_The records_
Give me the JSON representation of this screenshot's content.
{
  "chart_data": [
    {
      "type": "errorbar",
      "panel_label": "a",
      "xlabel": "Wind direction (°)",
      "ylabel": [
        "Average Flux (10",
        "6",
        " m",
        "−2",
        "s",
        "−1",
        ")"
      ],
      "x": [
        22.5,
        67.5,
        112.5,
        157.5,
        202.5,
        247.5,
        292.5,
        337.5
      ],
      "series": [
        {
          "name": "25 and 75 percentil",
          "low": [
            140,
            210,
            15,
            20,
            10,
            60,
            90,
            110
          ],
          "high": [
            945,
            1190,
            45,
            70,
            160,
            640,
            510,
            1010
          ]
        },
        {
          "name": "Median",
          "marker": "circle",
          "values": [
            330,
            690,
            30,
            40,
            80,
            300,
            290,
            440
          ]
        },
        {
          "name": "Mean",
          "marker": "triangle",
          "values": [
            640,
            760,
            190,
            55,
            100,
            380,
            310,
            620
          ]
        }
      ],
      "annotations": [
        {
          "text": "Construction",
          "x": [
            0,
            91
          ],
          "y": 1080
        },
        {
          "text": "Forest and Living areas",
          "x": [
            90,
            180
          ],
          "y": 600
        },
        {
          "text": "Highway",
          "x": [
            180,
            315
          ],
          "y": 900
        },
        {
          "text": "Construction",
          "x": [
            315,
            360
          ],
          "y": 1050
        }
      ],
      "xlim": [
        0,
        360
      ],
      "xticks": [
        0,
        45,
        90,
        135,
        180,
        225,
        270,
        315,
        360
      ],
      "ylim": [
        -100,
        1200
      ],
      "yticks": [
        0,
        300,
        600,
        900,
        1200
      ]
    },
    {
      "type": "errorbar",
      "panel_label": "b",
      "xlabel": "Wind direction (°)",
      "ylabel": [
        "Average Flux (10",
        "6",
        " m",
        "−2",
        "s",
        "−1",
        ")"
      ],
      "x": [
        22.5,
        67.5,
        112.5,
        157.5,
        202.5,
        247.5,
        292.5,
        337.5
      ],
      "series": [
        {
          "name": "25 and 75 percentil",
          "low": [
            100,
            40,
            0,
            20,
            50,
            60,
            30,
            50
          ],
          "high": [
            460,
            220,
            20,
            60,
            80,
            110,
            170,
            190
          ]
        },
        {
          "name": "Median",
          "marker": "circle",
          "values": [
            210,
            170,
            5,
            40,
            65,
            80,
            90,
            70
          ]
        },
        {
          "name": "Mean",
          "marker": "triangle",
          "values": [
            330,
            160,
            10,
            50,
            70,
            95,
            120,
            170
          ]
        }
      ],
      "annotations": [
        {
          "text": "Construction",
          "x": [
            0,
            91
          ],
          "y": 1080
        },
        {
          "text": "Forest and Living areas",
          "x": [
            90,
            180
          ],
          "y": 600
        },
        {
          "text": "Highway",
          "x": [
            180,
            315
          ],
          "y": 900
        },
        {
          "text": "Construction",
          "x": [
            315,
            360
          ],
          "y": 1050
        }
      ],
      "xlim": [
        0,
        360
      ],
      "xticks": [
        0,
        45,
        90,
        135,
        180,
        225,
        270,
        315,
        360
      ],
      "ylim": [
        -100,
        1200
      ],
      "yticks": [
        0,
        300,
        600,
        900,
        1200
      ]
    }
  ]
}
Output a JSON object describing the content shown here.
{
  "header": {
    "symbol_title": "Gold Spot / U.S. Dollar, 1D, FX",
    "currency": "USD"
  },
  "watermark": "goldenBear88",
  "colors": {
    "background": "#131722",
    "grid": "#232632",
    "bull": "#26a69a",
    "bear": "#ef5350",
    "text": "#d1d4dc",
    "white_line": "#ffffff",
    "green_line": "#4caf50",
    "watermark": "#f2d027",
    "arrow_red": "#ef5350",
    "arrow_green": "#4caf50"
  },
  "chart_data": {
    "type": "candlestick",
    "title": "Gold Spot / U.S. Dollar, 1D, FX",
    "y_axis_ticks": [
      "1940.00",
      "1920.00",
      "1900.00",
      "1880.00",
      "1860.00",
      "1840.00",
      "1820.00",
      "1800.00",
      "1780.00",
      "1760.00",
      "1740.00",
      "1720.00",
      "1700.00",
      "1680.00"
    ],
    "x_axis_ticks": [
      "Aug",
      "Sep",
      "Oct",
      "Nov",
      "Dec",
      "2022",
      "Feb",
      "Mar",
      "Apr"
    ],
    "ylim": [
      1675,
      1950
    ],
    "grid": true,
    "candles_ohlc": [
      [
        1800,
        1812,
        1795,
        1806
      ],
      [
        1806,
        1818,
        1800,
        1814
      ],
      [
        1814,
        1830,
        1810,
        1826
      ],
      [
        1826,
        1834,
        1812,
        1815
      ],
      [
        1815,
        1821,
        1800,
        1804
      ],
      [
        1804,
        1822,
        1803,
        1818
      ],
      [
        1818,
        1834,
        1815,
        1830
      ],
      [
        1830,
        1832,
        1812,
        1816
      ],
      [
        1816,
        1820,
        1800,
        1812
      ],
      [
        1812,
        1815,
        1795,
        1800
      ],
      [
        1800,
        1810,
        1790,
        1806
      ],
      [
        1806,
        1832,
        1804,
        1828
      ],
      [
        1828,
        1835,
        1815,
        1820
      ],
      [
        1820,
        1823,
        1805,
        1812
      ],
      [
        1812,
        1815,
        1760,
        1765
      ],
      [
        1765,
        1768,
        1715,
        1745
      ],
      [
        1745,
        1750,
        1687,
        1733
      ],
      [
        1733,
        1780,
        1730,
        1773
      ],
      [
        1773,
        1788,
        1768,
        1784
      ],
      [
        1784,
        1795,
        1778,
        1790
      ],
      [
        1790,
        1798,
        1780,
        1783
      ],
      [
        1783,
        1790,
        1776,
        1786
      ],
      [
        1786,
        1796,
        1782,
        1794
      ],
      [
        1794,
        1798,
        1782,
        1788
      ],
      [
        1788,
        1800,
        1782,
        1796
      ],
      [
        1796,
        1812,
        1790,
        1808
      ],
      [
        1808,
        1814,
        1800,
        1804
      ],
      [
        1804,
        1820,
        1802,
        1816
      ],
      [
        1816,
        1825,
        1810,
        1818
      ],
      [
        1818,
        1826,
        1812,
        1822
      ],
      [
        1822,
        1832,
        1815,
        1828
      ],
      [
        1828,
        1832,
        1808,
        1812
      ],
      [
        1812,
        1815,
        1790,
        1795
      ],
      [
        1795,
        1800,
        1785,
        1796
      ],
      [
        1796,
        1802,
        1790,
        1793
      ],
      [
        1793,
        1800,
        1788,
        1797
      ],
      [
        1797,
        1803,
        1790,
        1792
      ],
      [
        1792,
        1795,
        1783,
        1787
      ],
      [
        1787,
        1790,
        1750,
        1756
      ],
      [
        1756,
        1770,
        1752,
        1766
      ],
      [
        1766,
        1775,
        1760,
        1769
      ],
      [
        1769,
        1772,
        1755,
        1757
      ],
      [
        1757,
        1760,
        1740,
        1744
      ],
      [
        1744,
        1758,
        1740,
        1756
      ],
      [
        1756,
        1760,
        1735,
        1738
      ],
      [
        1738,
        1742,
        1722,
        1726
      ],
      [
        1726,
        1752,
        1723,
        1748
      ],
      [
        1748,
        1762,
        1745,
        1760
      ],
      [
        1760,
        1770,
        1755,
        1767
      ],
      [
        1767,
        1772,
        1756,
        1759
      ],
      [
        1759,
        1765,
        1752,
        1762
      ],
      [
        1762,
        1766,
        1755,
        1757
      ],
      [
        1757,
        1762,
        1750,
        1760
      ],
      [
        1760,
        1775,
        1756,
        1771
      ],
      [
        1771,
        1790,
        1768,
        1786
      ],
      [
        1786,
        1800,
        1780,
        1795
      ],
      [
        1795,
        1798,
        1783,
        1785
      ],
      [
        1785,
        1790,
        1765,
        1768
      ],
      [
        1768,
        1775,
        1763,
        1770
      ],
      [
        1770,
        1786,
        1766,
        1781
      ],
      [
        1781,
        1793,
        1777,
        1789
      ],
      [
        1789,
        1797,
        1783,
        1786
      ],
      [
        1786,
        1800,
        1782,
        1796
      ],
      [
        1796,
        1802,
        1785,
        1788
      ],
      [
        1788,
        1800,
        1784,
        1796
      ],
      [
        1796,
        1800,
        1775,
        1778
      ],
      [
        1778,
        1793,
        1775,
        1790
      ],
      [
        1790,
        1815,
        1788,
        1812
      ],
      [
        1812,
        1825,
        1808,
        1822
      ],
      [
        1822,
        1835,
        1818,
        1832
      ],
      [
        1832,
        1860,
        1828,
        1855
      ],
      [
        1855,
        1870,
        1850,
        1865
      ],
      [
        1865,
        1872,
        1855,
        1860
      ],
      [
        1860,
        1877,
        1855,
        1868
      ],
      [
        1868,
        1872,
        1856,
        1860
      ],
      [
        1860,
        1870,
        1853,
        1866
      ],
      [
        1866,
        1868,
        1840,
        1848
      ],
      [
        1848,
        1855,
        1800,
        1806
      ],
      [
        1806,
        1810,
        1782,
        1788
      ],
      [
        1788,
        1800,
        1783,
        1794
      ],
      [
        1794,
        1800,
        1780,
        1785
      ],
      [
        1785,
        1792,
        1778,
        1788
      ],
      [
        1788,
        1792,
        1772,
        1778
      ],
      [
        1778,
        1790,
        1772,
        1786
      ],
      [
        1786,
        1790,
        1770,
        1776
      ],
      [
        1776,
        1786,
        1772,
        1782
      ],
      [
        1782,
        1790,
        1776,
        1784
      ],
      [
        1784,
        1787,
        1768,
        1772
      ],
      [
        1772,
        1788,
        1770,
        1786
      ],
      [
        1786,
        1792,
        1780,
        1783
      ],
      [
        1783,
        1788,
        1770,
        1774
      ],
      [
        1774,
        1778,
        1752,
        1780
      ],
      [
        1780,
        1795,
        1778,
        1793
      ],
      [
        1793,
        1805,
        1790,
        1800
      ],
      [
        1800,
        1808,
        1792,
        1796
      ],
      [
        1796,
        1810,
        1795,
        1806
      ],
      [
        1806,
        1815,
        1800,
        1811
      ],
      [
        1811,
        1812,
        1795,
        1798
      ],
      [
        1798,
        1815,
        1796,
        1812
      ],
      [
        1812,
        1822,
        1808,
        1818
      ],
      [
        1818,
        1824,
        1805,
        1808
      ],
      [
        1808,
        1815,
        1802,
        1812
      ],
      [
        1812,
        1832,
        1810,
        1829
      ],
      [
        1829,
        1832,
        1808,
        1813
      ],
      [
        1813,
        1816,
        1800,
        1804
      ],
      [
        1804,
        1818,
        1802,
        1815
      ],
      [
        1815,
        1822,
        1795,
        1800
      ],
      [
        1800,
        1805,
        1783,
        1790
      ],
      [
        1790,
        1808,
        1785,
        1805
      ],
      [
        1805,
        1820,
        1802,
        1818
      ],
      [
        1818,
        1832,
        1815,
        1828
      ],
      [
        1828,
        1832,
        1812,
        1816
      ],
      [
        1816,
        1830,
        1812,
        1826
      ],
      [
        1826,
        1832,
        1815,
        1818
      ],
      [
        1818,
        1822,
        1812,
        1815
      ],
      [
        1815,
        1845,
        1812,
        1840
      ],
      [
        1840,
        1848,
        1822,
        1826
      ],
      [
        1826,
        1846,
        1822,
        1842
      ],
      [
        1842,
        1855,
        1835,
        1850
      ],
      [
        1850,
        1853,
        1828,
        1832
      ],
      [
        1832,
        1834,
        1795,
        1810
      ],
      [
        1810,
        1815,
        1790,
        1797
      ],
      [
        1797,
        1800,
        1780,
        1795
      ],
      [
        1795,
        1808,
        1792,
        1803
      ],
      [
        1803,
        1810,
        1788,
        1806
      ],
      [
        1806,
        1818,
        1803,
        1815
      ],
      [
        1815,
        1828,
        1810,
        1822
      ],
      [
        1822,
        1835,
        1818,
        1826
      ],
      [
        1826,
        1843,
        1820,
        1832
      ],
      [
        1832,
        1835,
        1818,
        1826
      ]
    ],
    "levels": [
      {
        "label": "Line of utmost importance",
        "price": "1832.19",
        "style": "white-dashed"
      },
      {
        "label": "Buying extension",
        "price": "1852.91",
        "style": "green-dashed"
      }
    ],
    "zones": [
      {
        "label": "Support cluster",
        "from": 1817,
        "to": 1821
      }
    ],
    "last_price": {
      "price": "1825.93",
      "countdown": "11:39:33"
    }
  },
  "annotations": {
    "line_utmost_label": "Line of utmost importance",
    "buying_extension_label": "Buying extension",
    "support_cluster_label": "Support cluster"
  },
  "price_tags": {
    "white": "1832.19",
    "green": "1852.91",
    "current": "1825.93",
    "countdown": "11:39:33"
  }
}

_Written instruction_
Determine how many lines above contain "Spot" as a word or string. Give the number alone.

_Written response_
2